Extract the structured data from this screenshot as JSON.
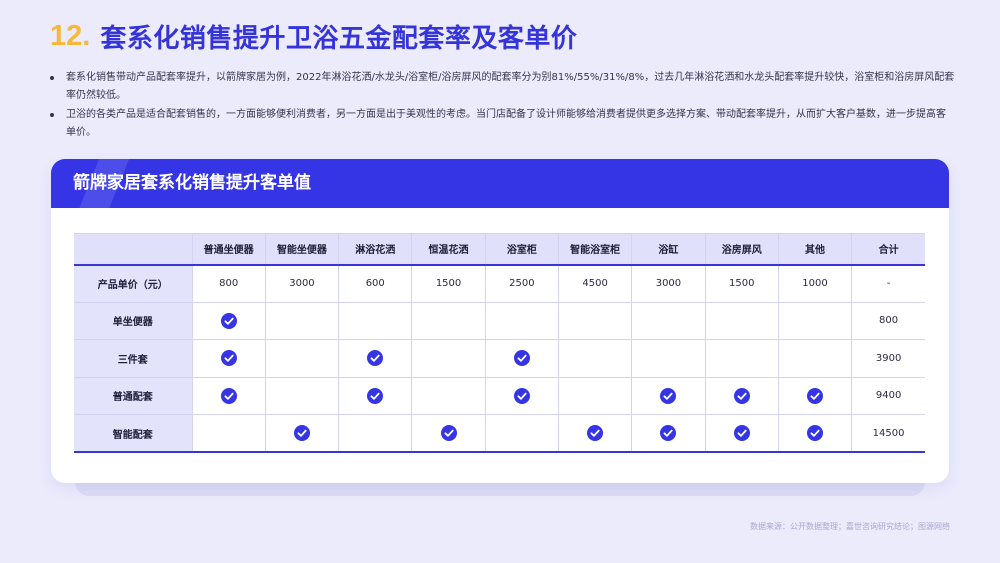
{
  "header": {
    "number": "12.",
    "title": "套系化销售提升卫浴五金配套率及客单价"
  },
  "bullets": [
    "套系化销售带动产品配套率提升，以箭牌家居为例，2022年淋浴花洒/水龙头/浴室柜/浴房屏风的配套率分为别81%/55%/31%/8%，过去几年淋浴花洒和水龙头配套率提升较快，浴室柜和浴房屏风配套率仍然较低。",
    "卫浴的各类产品是适合配套销售的，一方面能够便利消费者，另一方面是出于美观性的考虑。当门店配备了设计师能够给消费者提供更多选择方案、带动配套率提升，从而扩大客户基数，进一步提高客单价。"
  ],
  "card": {
    "title": "箭牌家居套系化销售提升客单值"
  },
  "table": {
    "columns": [
      "普通坐便器",
      "智能坐便器",
      "淋浴花洒",
      "恒温花洒",
      "浴室柜",
      "智能浴室柜",
      "浴缸",
      "浴房屏风",
      "其他",
      "合计"
    ],
    "price_row": {
      "label": "产品单价（元）",
      "values": [
        "800",
        "3000",
        "600",
        "1500",
        "2500",
        "4500",
        "3000",
        "1500",
        "1000",
        "-"
      ]
    },
    "package_rows": [
      {
        "label": "单坐便器",
        "checks": [
          true,
          false,
          false,
          false,
          false,
          false,
          false,
          false,
          false
        ],
        "total": "800"
      },
      {
        "label": "三件套",
        "checks": [
          true,
          false,
          true,
          false,
          true,
          false,
          false,
          false,
          false
        ],
        "total": "3900"
      },
      {
        "label": "普通配套",
        "checks": [
          true,
          false,
          true,
          false,
          true,
          false,
          true,
          true,
          true
        ],
        "total": "9400"
      },
      {
        "label": "智能配套",
        "checks": [
          false,
          true,
          false,
          true,
          false,
          true,
          true,
          true,
          true
        ],
        "total": "14500"
      }
    ]
  },
  "icons": {
    "check": "check-circle-icon"
  },
  "colors": {
    "accent": "#3535e6",
    "number": "#f6b83b",
    "check": "#3535e6"
  },
  "footnote": "数据来源：公开数据整理；嘉世咨询研究结论；图源网络"
}
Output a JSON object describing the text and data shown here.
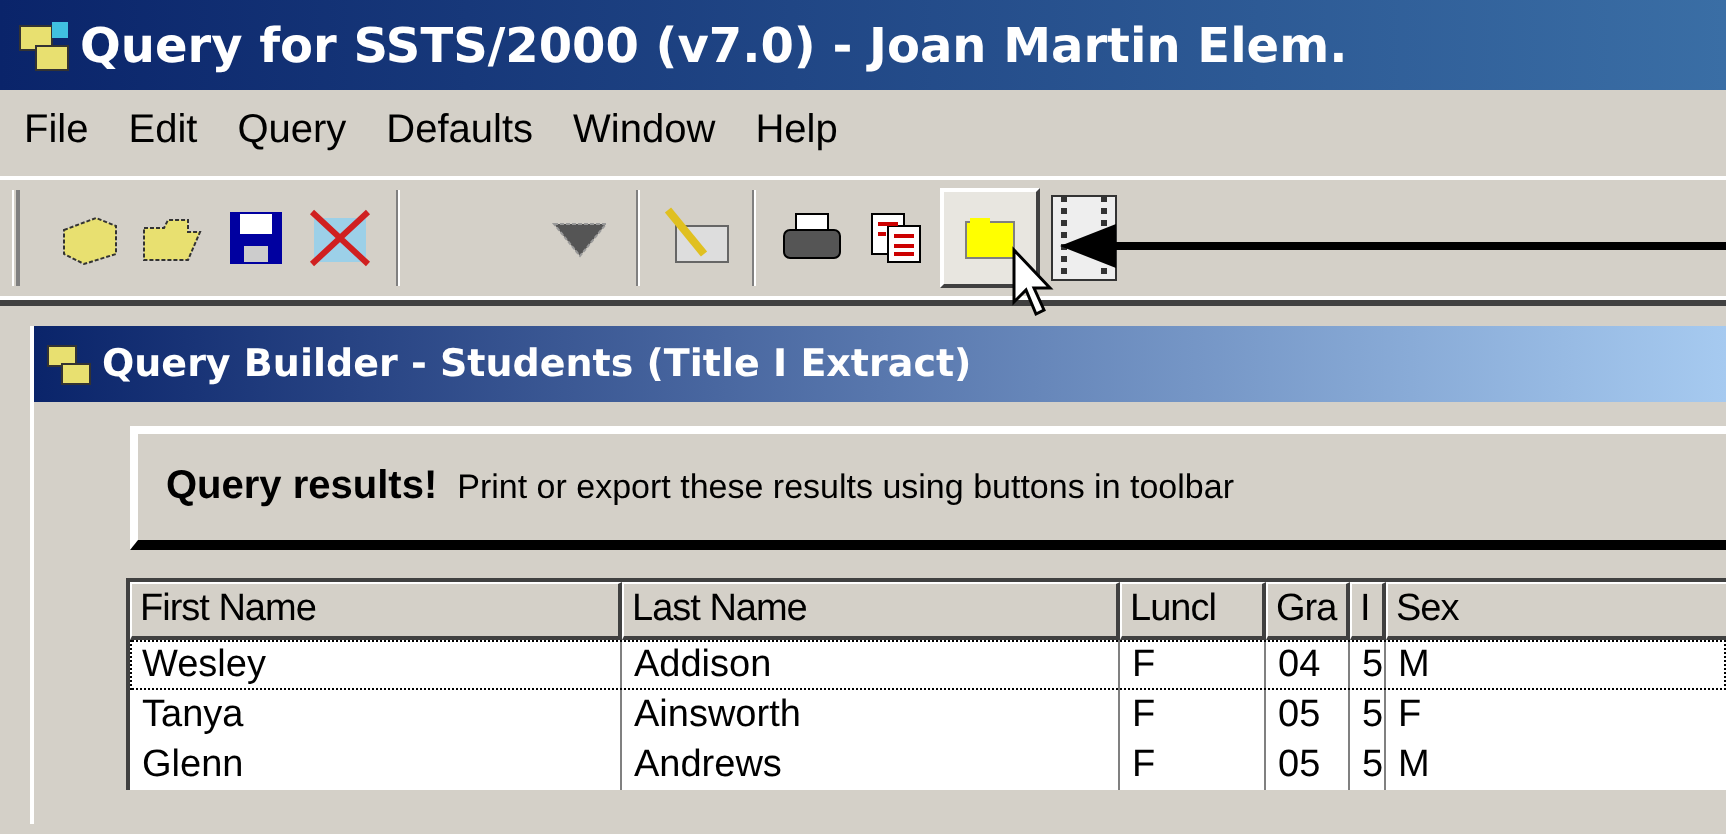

▶ _Task to carry out_
Copy out each line of the records where the string "total" appears.

▶ _Response below_
        "total": "800"
        "total": "3900"
        "total": "9400"
        "total": "14500"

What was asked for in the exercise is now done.